→ What you will do:
a: List the workplace stressors that the neurosurgery burnout article says can lead to burnout.
b: Carry on with the neurosurgery burnout article, picking up right after its last sentence.

→ Page excerpt:

When it comes to workplace stress, even doctors aren’t immune to its effects. For doctors training to become neurosurgeons, burnout is common, and certain workplace stressors — like unrewarding mentor relationships, difficult coworkers and not getting enough exposure to the operating room — can lead to it, according to a new study from the Keck School of Medicine of USC.
Building the skills needed to treat complex neurological conditions like stroke, brain tumors, or spinal cord injuries requires a highly demanding, seven-year training program. The pressure of that training can sometimes lead to emotional exhaustion, an inability to connect with others or feeling unaccomplished, which are components of burnout. Understanding what factors influence burnout can be a powerful catalyst for change.
“As a patient, you don’t want your doctor to be depressed or demoralized when they’re working on you, because they’re not their best self,” says the study’s lead author Frank Attenello, MD, MS, assistant professor of clinical neurological surgery at the Keck School. “And as a society, we don’t want to discourage people from becoming neurosurgeons, because we have a rapidly aging population in need of neurosurgeons’ skills.”
While research on burnout is gaining steam in many fields, not much attention has been paid to it in neurosurgery until now, Attenello explains.
To better understand it, Attenello and his colleagues surveyed 346 neurosurgery residents across the United States. Using an 86-item questionnaire, the team explored everything from whether residents felt satisfied with different aspects of their training to whether they were considering quitting training or leaving medicine entirely. Burnout was assessed using the Maslach Burnout Inventory, a validated tool that has been used to measure burnout both in health care and other professions.

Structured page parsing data
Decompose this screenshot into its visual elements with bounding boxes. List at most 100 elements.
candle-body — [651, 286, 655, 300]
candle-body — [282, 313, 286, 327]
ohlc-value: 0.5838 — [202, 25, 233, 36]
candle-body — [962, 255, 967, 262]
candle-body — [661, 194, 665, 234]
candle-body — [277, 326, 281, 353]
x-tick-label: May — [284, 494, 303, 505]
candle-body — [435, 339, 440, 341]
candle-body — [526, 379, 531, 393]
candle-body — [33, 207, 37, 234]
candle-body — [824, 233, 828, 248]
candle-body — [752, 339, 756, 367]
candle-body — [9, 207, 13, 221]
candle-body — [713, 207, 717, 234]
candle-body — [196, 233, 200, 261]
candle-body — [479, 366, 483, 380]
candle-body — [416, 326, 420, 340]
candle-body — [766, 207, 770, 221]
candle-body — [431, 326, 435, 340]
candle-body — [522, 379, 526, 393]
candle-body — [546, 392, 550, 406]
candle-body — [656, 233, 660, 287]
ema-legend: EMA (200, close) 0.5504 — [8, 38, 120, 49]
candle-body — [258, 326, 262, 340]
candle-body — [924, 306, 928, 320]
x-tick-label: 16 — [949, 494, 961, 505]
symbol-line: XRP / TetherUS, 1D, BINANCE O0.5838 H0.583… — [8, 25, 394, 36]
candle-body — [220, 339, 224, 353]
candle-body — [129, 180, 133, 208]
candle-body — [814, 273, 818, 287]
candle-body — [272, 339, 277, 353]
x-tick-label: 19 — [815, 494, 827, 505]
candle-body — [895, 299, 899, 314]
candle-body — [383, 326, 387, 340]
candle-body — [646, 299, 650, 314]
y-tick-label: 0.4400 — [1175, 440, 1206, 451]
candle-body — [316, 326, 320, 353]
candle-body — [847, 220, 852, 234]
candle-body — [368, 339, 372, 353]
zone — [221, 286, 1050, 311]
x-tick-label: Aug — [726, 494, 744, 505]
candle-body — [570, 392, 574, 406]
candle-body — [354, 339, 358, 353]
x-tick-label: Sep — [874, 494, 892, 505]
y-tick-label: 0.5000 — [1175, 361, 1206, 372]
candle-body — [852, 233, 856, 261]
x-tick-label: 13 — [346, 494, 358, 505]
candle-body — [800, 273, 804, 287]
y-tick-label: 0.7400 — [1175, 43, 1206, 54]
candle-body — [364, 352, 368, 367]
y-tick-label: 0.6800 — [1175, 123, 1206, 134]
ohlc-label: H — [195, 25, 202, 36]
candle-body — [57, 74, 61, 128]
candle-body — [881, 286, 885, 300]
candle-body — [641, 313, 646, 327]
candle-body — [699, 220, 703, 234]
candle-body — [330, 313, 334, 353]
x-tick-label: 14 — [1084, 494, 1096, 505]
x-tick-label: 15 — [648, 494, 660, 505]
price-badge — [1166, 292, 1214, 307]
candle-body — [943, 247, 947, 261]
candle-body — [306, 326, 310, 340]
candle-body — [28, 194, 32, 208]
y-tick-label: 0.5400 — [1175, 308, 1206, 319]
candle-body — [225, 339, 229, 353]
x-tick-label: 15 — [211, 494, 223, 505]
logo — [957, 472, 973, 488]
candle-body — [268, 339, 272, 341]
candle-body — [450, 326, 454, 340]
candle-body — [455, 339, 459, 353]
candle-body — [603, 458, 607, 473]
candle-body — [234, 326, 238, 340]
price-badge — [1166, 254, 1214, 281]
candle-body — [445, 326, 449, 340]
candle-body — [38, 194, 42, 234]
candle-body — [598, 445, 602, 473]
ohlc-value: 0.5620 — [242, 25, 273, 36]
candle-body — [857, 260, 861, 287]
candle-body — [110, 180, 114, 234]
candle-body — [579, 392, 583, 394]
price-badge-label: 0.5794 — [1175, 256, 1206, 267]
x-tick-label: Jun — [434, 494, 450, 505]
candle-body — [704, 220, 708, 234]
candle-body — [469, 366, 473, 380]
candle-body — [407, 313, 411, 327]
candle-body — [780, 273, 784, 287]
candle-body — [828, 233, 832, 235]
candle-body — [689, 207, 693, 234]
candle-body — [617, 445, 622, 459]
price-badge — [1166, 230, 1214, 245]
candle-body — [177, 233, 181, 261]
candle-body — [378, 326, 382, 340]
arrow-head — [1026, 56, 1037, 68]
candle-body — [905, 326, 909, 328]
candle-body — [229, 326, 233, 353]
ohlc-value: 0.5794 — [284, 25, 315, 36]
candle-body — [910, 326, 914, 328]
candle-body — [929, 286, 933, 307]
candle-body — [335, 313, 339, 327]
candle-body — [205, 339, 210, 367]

→ Solved problems:
a:
- Unrewarding mentor relationships
- Difficult coworkers
- Not getting enough exposure to the operating room

b:
The study, published in the Journal of Neurosurgery, found that 81 percent of residents were satisfied with their career, but 41 percent had given serious thought to quitting neurosurgery at some point. The overall burnout rate was 67 percent — more than double the estimated rate of burnout among American workers overall. Predictors of burnout included inadequate exposure to the operating room, hostile faculty, unsatisfactory relationships with mentors, and social stressors outside of work.
“Some of the most impressive and energetic medical students enter neurosurgery,” Attenello says. “When they encounter burnout, it limits their considerable potential, both with their patient care and possibly in their academic and research achievements for the field as a whole.”
To help reduce the risk of burnout, Attenello and others at the Keck School have already implemented a new model for mentorship. This year, new residents in the Department of Neurological Surgery will choose their mentors, and the school will assign a backup mentor for additional support.
“Our study provided some valuable insights to the prevalence of burnout and some of the pain points in training neurosurgeons,” says study co-author Steven L. Giannotta, MD, chair and professor of neurological surgery at the Keck School. “Recognizing that burnout exists and finding ways to address it are important steps educational institutions can take to mitigate it.”